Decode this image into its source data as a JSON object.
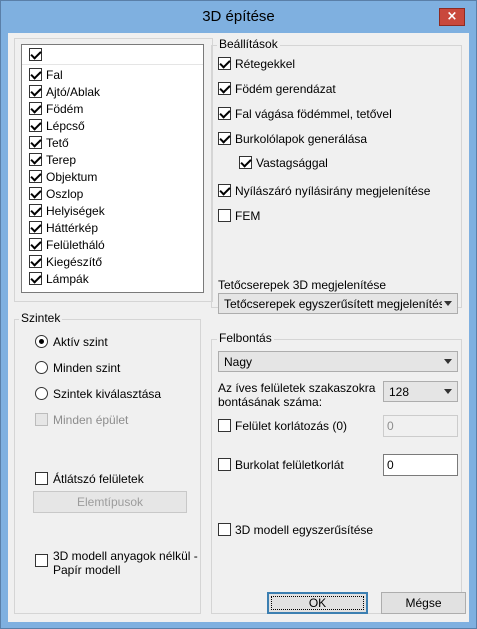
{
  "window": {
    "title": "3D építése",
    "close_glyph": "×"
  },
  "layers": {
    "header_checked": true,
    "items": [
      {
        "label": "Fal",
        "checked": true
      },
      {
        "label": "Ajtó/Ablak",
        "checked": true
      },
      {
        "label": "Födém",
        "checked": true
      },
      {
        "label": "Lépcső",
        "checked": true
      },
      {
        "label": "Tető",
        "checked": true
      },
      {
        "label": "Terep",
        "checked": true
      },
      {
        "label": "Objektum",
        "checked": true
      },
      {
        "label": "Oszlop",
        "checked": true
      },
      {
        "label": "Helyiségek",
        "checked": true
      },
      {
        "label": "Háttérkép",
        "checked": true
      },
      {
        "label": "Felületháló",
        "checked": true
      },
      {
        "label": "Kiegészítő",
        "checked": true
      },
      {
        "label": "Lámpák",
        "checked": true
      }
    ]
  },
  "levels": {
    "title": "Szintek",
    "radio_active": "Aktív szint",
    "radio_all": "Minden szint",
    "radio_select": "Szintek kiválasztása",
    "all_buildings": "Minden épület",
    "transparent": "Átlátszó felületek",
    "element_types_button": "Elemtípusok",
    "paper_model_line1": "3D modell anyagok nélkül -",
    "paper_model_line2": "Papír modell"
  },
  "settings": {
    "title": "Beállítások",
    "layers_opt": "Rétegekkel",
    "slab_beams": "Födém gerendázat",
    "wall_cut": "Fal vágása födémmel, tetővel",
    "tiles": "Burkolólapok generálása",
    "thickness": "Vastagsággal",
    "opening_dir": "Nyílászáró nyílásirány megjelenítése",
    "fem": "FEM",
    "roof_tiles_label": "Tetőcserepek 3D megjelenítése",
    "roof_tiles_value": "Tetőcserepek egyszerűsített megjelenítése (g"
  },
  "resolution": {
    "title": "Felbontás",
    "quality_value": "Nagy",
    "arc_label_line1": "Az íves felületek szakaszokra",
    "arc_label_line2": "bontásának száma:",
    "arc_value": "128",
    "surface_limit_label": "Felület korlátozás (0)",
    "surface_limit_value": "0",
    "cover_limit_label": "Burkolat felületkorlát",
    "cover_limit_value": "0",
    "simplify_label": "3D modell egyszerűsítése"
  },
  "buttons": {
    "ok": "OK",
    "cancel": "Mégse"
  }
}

* * *

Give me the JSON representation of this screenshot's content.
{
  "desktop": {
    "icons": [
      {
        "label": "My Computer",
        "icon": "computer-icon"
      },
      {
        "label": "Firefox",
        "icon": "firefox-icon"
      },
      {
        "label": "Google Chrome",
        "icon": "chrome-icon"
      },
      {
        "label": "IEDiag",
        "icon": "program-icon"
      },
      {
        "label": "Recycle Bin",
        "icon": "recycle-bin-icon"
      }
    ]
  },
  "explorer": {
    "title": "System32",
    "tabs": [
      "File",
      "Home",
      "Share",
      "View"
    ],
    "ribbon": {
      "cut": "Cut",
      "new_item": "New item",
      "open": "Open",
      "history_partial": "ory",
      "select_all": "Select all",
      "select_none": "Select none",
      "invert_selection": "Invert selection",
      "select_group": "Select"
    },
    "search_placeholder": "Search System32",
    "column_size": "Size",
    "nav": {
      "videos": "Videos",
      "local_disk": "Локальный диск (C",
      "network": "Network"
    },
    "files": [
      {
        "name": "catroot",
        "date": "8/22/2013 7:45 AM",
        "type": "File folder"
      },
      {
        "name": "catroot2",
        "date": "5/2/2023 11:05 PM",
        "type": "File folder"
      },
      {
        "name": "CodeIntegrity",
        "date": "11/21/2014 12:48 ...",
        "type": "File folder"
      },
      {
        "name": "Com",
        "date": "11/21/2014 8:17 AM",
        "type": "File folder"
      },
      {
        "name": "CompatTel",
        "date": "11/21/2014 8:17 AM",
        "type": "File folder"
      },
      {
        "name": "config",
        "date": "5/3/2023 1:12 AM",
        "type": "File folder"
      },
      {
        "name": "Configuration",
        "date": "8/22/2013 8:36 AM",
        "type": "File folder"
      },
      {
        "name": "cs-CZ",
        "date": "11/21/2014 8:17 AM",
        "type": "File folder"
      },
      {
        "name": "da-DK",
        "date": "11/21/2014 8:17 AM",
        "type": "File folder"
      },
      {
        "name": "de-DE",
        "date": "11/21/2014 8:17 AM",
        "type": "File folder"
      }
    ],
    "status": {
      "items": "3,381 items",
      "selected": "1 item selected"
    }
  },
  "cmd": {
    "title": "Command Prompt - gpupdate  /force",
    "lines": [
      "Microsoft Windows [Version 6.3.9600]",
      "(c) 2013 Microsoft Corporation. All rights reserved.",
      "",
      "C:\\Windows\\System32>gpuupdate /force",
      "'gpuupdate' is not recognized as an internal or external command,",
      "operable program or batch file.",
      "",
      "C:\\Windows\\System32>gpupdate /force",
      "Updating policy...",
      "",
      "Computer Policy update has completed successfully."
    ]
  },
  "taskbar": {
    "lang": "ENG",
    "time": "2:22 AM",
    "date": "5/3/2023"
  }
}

* * *

* [SHORT TASK]: Extract every line containing the string "Windows" from the data above.

* [OUTPUT FOR THIS EXERCISE]:
      "Microsoft Windows [Version 6.3.9600]",
      "C:\\Windows\\System32>gpuupdate /force",
      "C:\\Windows\\System32>gpupdate /force",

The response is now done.